**STORED DATA**:
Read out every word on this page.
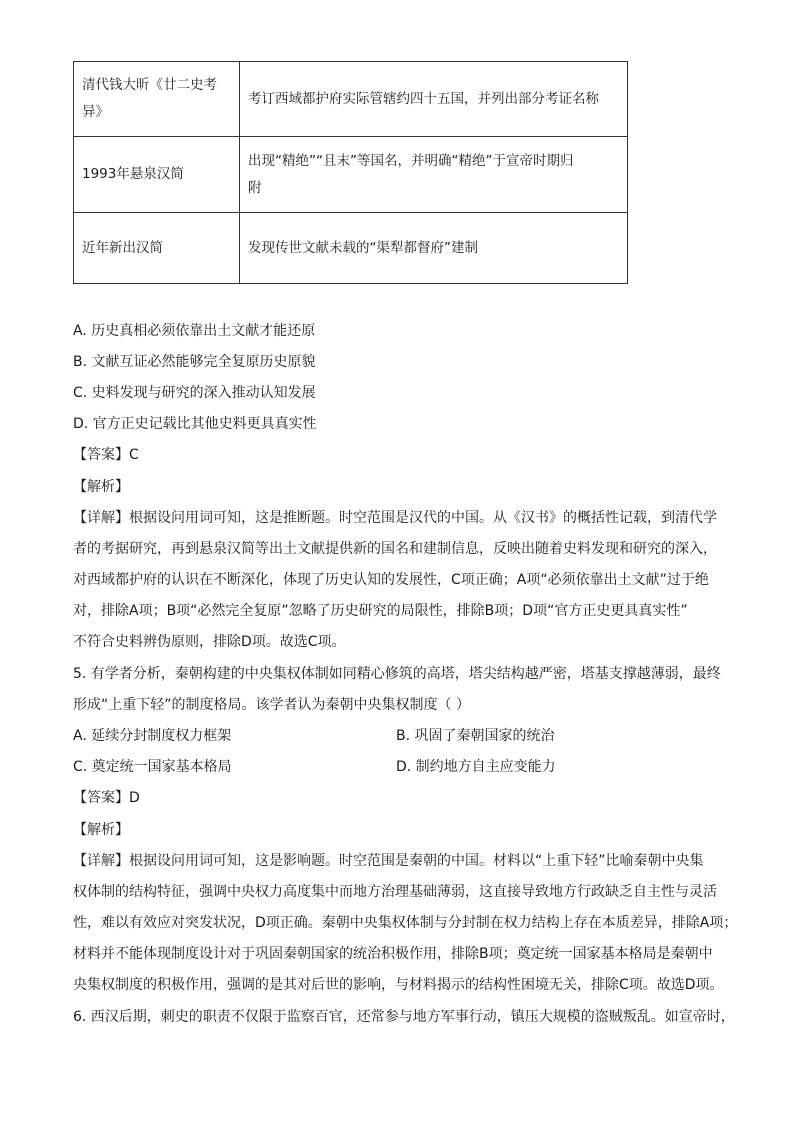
清代钱大昕《廿二史考异》	考订西域都护府实际管辖约四十五国，并列出部分考证名称
1993年悬泉汉简	出现“精绝”“且末”等国名，并明确“精绝”于宣帝时期归
附

近年新出汉简	发现传世文献未载的“渠犁都督府”建制
A. 历史真相必须依靠出土文献才能还原
B. 文献互证必然能够完全复原历史原貌
C. 史料发现与研究的深入推动认知发展
D. 官方正史记载比其他史料更具真实性
【答案】C
【解析】
【详解】根据设问用词可知，这是推断题。时空范围是汉代的中国。从《汉书》的概括性记载，到清代学
者的考据研究，再到悬泉汉简等出土文献提供新的国名和建制信息，反映出随着史料发现和研究的深入，
对西域都护府的认识在不断深化，体现了历史认知的发展性，C项正确；A项“必须依靠出土文献”过于绝
对，排除A项；B项“必然完全复原”忽略了历史研究的局限性，排除B项；D项“官方正史更具真实性”
不符合史料辨伪原则，排除D项。故选C项。
5. 有学者分析，秦朝构建的中央集权体制如同精心修筑的高塔，塔尖结构越严密，塔基支撑越薄弱，最终
形成“上重下轻”的制度格局。该学者认为秦朝中央集权制度（ ）
A. 延续分封制度权力框架	B. 巩固了秦朝国家的统治
C. 奠定统一国家基本格局	D. 制约地方自主应变能力
【答案】D
【解析】
【详解】根据设问用词可知，这是影响题。时空范围是秦朝的中国。材料以“上重下轻”比喻秦朝中央集
权体制的结构特征，强调中央权力高度集中而地方治理基础薄弱，这直接导致地方行政缺乏自主性与灵活
性，难以有效应对突发状况，D项正确。秦朝中央集权体制与分封制在权力结构上存在本质差异，排除A项；
材料并不能体现制度设计对于巩固秦朝国家的统治积极作用，排除B项；奠定统一国家基本格局是秦朝中
央集权制度的积极作用，强调的是其对后世的影响，与材料揭示的结构性困境无关，排除C项。故选D项。
6. 西汉后期，刺史的职责不仅限于监察百官，还常参与地方军事行动，镇压大规模的盗贼叛乱。如宣帝时，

**YOUR OBJECTIVE**:
Repeat each entry exactly. Pictures do not belong in the copy.

**WRITTEN ANSWER**:
Read out every word on this page.
清代钱大昕《廿二史考异》	考订西域都护府实际管辖约四十五国，并列出部分考证名称
1993年悬泉汉简	出现“精绝”“且末”等国名，并明确“精绝”于宣帝时期归
附

近年新出汉简	发现传世文献未载的“渠犁都督府”建制
A. 历史真相必须依靠出土文献才能还原
B. 文献互证必然能够完全复原历史原貌
C. 史料发现与研究的深入推动认知发展
D. 官方正史记载比其他史料更具真实性
【答案】C
【解析】
【详解】根据设问用词可知，这是推断题。时空范围是汉代的中国。从《汉书》的概括性记载，到清代学
者的考据研究，再到悬泉汉简等出土文献提供新的国名和建制信息，反映出随着史料发现和研究的深入，
对西域都护府的认识在不断深化，体现了历史认知的发展性，C项正确；A项“必须依靠出土文献”过于绝
对，排除A项；B项“必然完全复原”忽略了历史研究的局限性，排除B项；D项“官方正史更具真实性”
不符合史料辨伪原则，排除D项。故选C项。
5. 有学者分析，秦朝构建的中央集权体制如同精心修筑的高塔，塔尖结构越严密，塔基支撑越薄弱，最终
形成“上重下轻”的制度格局。该学者认为秦朝中央集权制度（ ）
A. 延续分封制度权力框架	B. 巩固了秦朝国家的统治
C. 奠定统一国家基本格局	D. 制约地方自主应变能力
【答案】D
【解析】
【详解】根据设问用词可知，这是影响题。时空范围是秦朝的中国。材料以“上重下轻”比喻秦朝中央集
权体制的结构特征，强调中央权力高度集中而地方治理基础薄弱，这直接导致地方行政缺乏自主性与灵活
性，难以有效应对突发状况，D项正确。秦朝中央集权体制与分封制在权力结构上存在本质差异，排除A项；
材料并不能体现制度设计对于巩固秦朝国家的统治积极作用，排除B项；奠定统一国家基本格局是秦朝中
央集权制度的积极作用，强调的是其对后世的影响，与材料揭示的结构性困境无关，排除C项。故选D项。
6. 西汉后期，刺史的职责不仅限于监察百官，还常参与地方军事行动，镇压大规模的盗贼叛乱。如宣帝时，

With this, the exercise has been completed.